* Begin *

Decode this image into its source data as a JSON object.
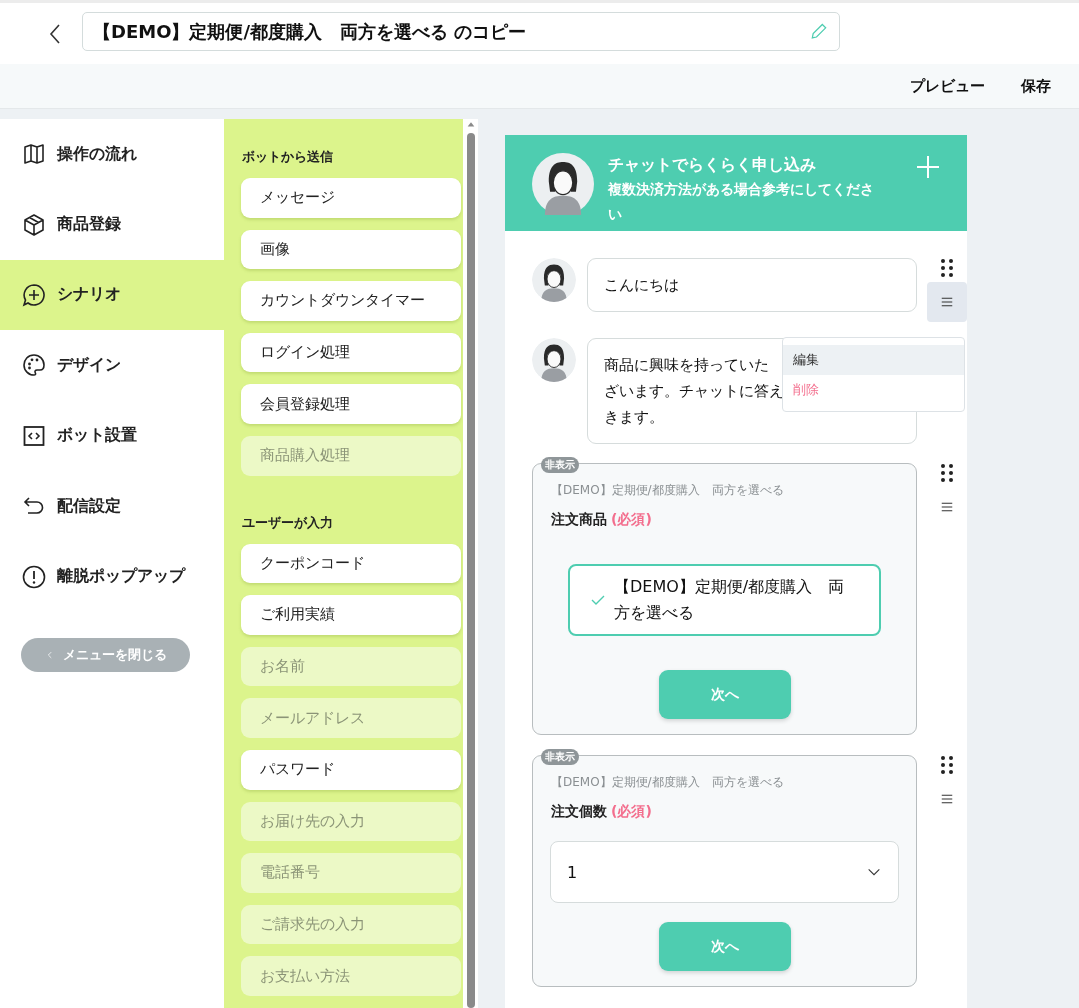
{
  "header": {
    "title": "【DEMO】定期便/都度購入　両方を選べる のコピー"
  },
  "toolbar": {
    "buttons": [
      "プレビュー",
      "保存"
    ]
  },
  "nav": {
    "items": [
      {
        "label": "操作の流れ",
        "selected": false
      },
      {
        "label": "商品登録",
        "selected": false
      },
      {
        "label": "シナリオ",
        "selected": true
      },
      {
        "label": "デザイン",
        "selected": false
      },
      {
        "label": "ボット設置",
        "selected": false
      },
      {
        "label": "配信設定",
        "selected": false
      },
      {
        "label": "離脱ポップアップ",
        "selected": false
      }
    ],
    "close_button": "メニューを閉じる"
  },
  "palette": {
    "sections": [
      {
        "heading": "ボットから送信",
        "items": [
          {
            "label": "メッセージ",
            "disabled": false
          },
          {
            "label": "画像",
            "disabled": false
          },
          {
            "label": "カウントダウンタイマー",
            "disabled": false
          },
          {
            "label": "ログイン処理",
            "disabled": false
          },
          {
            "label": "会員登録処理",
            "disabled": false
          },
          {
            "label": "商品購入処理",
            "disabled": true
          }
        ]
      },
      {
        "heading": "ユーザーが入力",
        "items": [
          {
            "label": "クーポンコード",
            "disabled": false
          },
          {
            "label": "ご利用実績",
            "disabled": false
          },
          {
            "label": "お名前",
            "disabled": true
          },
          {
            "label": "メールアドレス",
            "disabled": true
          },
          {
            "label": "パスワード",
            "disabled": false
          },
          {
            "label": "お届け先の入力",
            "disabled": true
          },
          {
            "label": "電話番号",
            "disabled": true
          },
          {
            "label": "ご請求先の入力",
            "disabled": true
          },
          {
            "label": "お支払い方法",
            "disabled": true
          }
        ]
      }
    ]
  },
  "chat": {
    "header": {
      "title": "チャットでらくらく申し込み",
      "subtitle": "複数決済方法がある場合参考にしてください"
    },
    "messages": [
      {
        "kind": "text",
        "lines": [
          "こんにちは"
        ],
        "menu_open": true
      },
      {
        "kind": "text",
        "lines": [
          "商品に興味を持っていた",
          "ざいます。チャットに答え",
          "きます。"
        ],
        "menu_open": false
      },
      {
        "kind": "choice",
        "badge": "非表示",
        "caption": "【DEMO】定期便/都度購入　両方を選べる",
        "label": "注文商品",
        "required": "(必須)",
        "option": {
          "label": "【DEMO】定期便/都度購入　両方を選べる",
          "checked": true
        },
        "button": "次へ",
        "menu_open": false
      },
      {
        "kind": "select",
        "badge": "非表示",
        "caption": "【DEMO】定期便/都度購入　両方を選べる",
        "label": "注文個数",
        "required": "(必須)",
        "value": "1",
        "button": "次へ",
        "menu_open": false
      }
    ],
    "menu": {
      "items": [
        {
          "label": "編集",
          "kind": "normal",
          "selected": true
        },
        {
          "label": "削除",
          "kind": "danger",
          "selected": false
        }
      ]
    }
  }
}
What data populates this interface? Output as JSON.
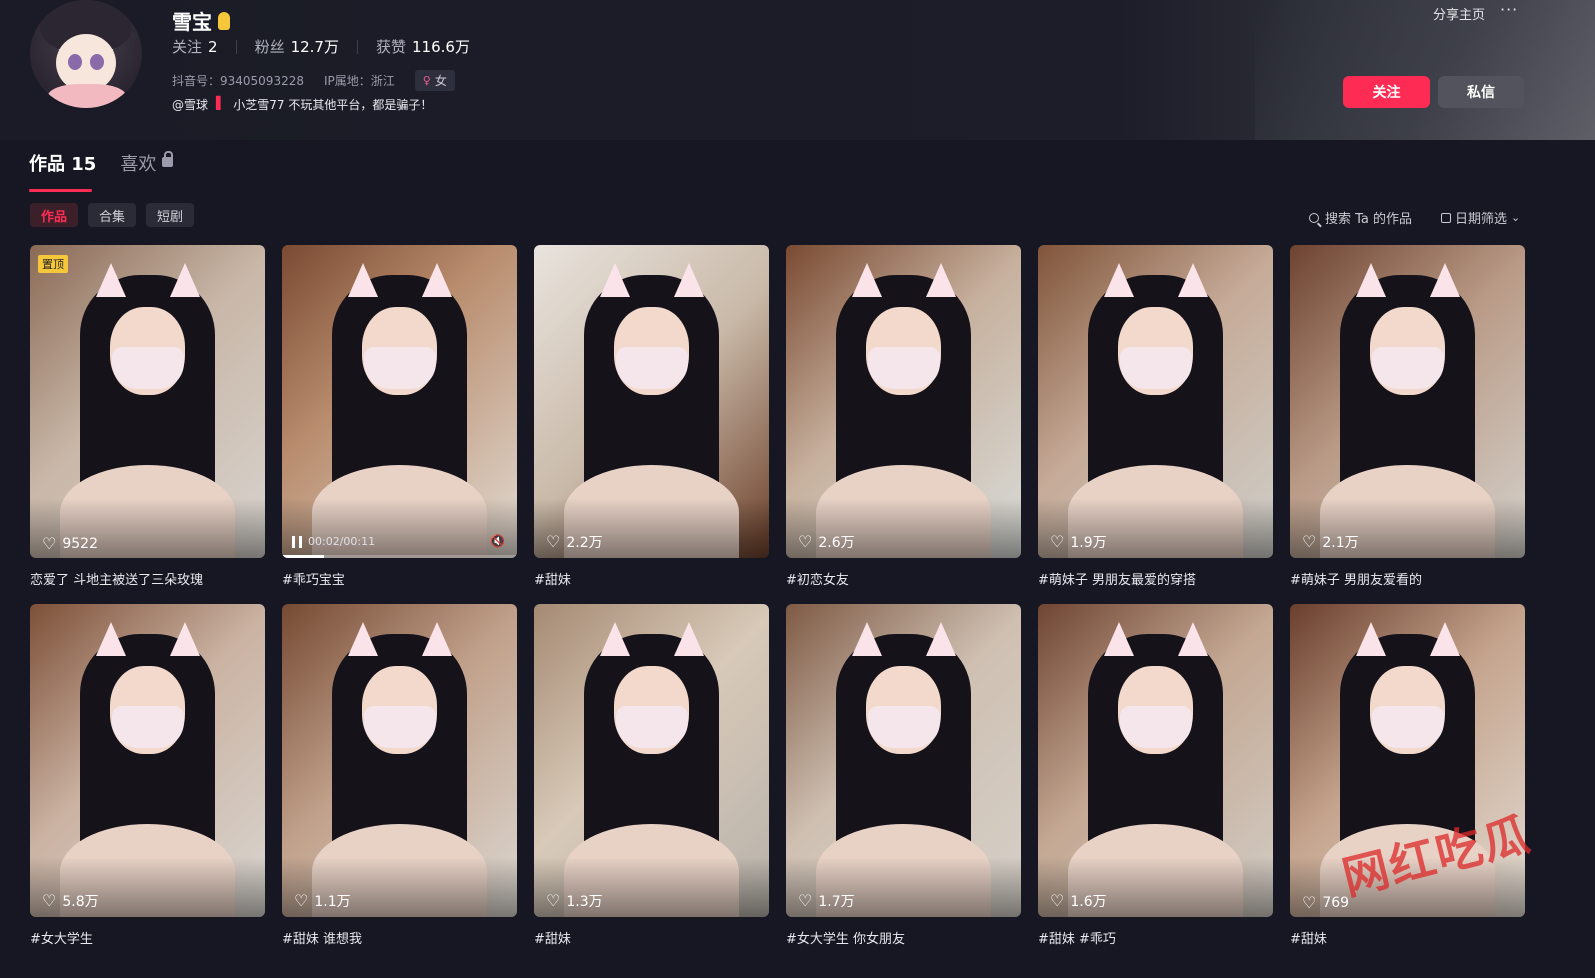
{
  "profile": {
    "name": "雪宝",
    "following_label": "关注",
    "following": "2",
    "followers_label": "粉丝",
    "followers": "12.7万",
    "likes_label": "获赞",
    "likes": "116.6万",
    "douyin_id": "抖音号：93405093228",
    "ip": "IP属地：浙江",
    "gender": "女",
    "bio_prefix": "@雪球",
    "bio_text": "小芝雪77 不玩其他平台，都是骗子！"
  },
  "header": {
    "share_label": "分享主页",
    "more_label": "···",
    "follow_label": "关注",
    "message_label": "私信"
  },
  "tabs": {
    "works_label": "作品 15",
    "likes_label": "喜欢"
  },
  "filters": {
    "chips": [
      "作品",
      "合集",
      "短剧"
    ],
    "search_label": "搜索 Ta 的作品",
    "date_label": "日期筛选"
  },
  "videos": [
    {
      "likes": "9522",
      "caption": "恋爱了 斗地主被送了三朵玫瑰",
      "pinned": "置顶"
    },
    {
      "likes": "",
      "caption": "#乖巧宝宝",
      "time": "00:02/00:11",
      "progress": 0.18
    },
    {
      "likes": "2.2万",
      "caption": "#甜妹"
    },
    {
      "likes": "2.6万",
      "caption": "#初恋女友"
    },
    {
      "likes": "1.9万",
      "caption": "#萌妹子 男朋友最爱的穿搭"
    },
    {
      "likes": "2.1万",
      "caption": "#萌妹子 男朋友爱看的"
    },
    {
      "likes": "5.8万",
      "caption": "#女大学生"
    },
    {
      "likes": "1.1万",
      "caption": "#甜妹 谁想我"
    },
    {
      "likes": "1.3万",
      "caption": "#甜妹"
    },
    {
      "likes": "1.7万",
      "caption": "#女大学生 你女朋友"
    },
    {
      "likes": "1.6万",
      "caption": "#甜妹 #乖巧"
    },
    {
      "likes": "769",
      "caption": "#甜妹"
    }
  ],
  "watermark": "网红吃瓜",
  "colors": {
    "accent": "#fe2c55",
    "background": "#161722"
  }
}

* End *

# What is needed:
Repeat verbatim all the material, but not the pictures.

# Written reply:
Decode this image into its source data as a JSON object.
{
  "header": {
    "title": "【DEMO】定期便/都度購入　両方を選べる のコピー"
  },
  "toolbar": {
    "buttons": [
      "プレビュー",
      "保存"
    ]
  },
  "nav": {
    "items": [
      {
        "label": "操作の流れ",
        "selected": false
      },
      {
        "label": "商品登録",
        "selected": false
      },
      {
        "label": "シナリオ",
        "selected": true
      },
      {
        "label": "デザイン",
        "selected": false
      },
      {
        "label": "ボット設置",
        "selected": false
      },
      {
        "label": "配信設定",
        "selected": false
      },
      {
        "label": "離脱ポップアップ",
        "selected": false
      }
    ],
    "close_button": "メニューを閉じる"
  },
  "palette": {
    "sections": [
      {
        "heading": "ボットから送信",
        "items": [
          {
            "label": "メッセージ",
            "disabled": false
          },
          {
            "label": "画像",
            "disabled": false
          },
          {
            "label": "カウントダウンタイマー",
            "disabled": false
          },
          {
            "label": "ログイン処理",
            "disabled": false
          },
          {
            "label": "会員登録処理",
            "disabled": false
          },
          {
            "label": "商品購入処理",
            "disabled": true
          }
        ]
      },
      {
        "heading": "ユーザーが入力",
        "items": [
          {
            "label": "クーポンコード",
            "disabled": false
          },
          {
            "label": "ご利用実績",
            "disabled": false
          },
          {
            "label": "お名前",
            "disabled": true
          },
          {
            "label": "メールアドレス",
            "disabled": true
          },
          {
            "label": "パスワード",
            "disabled": false
          },
          {
            "label": "お届け先の入力",
            "disabled": true
          },
          {
            "label": "電話番号",
            "disabled": true
          },
          {
            "label": "ご請求先の入力",
            "disabled": true
          },
          {
            "label": "お支払い方法",
            "disabled": true
          }
        ]
      }
    ]
  },
  "chat": {
    "header": {
      "title": "チャットでらくらく申し込み",
      "subtitle": "複数決済方法がある場合参考にしてください"
    },
    "messages": [
      {
        "kind": "text",
        "lines": [
          "こんにちは"
        ],
        "menu_open": true
      },
      {
        "kind": "text",
        "lines": [
          "商品に興味を持っていた",
          "ざいます。チャットに答え",
          "きます。"
        ],
        "menu_open": false
      },
      {
        "kind": "choice",
        "badge": "非表示",
        "caption": "【DEMO】定期便/都度購入　両方を選べる",
        "label": "注文商品",
        "required": "(必須)",
        "option": {
          "label": "【DEMO】定期便/都度購入　両方を選べる",
          "checked": true
        },
        "button": "次へ",
        "menu_open": false
      },
      {
        "kind": "select",
        "badge": "非表示",
        "caption": "【DEMO】定期便/都度購入　両方を選べる",
        "label": "注文個数",
        "required": "(必須)",
        "value": "1",
        "button": "次へ",
        "menu_open": false
      }
    ],
    "menu": {
      "items": [
        {
          "label": "編集",
          "kind": "normal",
          "selected": true
        },
        {
          "label": "削除",
          "kind": "danger",
          "selected": false
        }
      ]
    }
  }
}
What data populates this interface? Output as JSON.
{
  "profile": {
    "name": "雪宝",
    "following_label": "关注",
    "following": "2",
    "followers_label": "粉丝",
    "followers": "12.7万",
    "likes_label": "获赞",
    "likes": "116.6万",
    "douyin_id": "抖音号：93405093228",
    "ip": "IP属地：浙江",
    "gender": "女",
    "bio_prefix": "@雪球",
    "bio_text": "小芝雪77 不玩其他平台，都是骗子！"
  },
  "header": {
    "share_label": "分享主页",
    "more_label": "···",
    "follow_label": "关注",
    "message_label": "私信"
  },
  "tabs": {
    "works_label": "作品 15",
    "likes_label": "喜欢"
  },
  "filters": {
    "chips": [
      "作品",
      "合集",
      "短剧"
    ],
    "search_label": "搜索 Ta 的作品",
    "date_label": "日期筛选"
  },
  "videos": [
    {
      "likes": "9522",
      "caption": "恋爱了 斗地主被送了三朵玫瑰",
      "pinned": "置顶"
    },
    {
      "likes": "",
      "caption": "#乖巧宝宝",
      "time": "00:02/00:11",
      "progress": 0.18
    },
    {
      "likes": "2.2万",
      "caption": "#甜妹"
    },
    {
      "likes": "2.6万",
      "caption": "#初恋女友"
    },
    {
      "likes": "1.9万",
      "caption": "#萌妹子 男朋友最爱的穿搭"
    },
    {
      "likes": "2.1万",
      "caption": "#萌妹子 男朋友爱看的"
    },
    {
      "likes": "5.8万",
      "caption": "#女大学生"
    },
    {
      "likes": "1.1万",
      "caption": "#甜妹 谁想我"
    },
    {
      "likes": "1.3万",
      "caption": "#甜妹"
    },
    {
      "likes": "1.7万",
      "caption": "#女大学生 你女朋友"
    },
    {
      "likes": "1.6万",
      "caption": "#甜妹 #乖巧"
    },
    {
      "likes": "769",
      "caption": "#甜妹"
    }
  ],
  "watermark": "网红吃瓜",
  "colors": {
    "accent": "#fe2c55",
    "background": "#161722"
  }
}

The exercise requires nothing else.